- Recorded information
______

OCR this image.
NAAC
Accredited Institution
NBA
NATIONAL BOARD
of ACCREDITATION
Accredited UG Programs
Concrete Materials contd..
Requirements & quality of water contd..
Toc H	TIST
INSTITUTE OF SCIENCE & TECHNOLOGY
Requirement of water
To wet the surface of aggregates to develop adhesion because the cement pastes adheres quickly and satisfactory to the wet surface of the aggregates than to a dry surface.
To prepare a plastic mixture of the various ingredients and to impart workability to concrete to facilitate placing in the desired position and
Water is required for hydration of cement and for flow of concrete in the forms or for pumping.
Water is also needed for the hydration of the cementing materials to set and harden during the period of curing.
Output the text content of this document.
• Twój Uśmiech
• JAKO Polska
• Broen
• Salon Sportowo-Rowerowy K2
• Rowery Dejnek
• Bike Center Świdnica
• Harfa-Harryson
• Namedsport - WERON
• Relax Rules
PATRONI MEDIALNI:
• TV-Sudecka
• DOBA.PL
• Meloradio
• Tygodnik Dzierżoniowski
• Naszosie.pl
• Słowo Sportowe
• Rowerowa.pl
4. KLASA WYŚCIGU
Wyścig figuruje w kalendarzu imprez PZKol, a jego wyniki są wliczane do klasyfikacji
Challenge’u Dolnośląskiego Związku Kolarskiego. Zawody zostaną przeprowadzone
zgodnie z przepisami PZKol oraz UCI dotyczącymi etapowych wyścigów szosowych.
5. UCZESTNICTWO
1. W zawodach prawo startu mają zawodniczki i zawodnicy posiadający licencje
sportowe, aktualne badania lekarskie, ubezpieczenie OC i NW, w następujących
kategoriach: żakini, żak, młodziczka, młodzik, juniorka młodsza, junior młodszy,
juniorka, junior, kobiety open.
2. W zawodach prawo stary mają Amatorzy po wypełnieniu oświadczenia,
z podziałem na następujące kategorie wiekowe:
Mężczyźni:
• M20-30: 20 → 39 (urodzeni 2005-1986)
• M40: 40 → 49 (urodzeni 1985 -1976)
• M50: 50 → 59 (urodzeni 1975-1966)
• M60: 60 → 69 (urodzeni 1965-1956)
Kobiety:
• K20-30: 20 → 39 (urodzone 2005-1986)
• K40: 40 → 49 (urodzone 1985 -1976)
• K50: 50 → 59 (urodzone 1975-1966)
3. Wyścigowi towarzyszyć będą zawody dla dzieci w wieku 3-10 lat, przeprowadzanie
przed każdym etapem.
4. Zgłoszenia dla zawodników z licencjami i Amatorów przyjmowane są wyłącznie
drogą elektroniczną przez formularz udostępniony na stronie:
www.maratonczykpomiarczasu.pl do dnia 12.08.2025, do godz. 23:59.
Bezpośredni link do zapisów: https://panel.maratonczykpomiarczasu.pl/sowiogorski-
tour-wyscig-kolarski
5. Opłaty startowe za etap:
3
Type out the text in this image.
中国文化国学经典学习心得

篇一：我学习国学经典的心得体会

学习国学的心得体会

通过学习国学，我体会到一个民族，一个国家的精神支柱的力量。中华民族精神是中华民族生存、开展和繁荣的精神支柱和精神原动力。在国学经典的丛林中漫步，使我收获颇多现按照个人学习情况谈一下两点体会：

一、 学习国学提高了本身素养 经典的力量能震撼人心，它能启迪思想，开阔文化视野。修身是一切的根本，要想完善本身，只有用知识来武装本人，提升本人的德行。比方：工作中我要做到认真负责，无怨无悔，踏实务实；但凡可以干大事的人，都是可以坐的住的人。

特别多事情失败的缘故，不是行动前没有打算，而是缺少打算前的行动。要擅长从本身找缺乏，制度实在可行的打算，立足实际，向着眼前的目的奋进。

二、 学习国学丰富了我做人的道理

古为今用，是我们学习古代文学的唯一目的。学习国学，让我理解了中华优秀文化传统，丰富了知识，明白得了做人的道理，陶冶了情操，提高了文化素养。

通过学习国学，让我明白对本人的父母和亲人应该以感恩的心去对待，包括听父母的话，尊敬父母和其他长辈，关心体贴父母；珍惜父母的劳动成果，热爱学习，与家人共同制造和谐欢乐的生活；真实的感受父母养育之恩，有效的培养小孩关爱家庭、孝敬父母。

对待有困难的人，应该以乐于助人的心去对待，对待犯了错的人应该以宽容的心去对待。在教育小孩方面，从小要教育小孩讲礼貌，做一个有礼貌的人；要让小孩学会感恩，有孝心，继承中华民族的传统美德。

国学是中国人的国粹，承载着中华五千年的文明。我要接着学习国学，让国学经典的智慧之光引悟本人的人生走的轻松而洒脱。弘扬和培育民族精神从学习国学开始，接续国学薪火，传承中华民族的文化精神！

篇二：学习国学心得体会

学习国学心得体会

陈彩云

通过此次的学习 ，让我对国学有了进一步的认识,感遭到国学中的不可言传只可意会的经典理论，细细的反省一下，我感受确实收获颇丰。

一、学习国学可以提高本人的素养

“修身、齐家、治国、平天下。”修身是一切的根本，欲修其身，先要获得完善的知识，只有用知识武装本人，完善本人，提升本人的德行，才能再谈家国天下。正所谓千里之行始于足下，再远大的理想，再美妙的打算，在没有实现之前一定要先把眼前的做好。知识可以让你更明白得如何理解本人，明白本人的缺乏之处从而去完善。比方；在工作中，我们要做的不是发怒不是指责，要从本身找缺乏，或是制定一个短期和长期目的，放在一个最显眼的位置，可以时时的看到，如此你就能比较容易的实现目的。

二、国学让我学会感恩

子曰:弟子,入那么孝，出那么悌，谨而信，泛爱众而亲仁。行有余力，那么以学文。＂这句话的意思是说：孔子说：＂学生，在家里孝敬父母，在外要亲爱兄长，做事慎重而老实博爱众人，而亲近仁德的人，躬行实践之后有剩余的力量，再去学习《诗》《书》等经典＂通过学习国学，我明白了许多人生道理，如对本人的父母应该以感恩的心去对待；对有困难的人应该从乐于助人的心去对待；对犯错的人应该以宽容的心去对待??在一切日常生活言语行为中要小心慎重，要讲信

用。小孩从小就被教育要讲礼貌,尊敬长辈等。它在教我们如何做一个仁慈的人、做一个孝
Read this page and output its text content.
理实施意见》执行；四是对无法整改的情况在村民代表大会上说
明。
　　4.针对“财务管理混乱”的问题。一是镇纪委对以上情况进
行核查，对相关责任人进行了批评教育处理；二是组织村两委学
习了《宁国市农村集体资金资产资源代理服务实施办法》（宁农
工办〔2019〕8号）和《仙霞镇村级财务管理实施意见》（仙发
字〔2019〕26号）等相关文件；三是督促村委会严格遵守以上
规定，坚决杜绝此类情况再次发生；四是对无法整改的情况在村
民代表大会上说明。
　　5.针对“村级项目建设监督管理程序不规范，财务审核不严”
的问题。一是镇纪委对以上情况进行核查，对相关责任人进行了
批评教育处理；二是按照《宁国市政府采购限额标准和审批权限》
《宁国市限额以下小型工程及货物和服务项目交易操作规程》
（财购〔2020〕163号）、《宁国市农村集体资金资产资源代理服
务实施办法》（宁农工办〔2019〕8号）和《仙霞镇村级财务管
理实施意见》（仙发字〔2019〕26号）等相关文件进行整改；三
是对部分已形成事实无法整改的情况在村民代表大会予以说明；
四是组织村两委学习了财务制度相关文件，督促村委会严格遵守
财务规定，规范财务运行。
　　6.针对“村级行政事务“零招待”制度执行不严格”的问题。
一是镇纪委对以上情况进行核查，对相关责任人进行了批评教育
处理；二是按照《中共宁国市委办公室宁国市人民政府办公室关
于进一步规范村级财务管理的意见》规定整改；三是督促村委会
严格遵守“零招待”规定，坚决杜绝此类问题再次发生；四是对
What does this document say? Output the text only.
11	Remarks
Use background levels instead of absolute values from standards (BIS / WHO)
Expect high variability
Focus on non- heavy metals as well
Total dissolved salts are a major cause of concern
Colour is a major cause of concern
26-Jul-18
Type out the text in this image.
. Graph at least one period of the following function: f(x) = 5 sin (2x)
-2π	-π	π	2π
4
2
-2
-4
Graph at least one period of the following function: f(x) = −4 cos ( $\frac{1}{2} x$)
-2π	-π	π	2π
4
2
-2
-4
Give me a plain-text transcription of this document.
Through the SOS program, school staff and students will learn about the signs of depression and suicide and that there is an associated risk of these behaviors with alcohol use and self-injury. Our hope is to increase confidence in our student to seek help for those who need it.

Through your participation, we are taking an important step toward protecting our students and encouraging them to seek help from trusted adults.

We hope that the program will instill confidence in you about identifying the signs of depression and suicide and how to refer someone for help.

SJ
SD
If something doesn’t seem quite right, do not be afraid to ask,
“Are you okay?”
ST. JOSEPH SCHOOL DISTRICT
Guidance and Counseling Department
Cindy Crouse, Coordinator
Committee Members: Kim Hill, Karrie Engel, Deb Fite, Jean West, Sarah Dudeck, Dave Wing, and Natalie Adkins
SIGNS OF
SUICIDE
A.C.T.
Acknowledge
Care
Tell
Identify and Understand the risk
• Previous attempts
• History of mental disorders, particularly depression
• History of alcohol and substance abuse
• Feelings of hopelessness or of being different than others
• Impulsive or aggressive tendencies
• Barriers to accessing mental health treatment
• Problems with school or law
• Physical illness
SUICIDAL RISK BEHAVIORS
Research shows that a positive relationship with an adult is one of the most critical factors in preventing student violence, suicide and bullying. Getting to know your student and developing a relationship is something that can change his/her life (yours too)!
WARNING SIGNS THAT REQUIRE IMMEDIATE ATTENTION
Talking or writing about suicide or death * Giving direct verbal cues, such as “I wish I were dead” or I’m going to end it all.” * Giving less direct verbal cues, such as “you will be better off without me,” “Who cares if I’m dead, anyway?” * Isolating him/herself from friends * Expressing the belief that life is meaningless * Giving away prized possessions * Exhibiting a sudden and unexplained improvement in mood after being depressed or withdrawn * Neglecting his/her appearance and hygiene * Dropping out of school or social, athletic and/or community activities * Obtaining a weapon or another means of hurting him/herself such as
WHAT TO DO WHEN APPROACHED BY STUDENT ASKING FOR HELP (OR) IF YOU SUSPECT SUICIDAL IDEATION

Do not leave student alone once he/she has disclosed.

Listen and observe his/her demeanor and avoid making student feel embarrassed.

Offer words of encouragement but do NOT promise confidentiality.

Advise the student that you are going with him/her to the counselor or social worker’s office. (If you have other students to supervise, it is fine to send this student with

______

- Problem requirements
Select the lines that carry the string "text" and copy them.

- Final answer
Output the text content of this document.
Type out the text in this image.
Read this page and output its text content.
What does this document say? Output the text only.
Type out the text in this image.
Give me a plain-text transcription of this document.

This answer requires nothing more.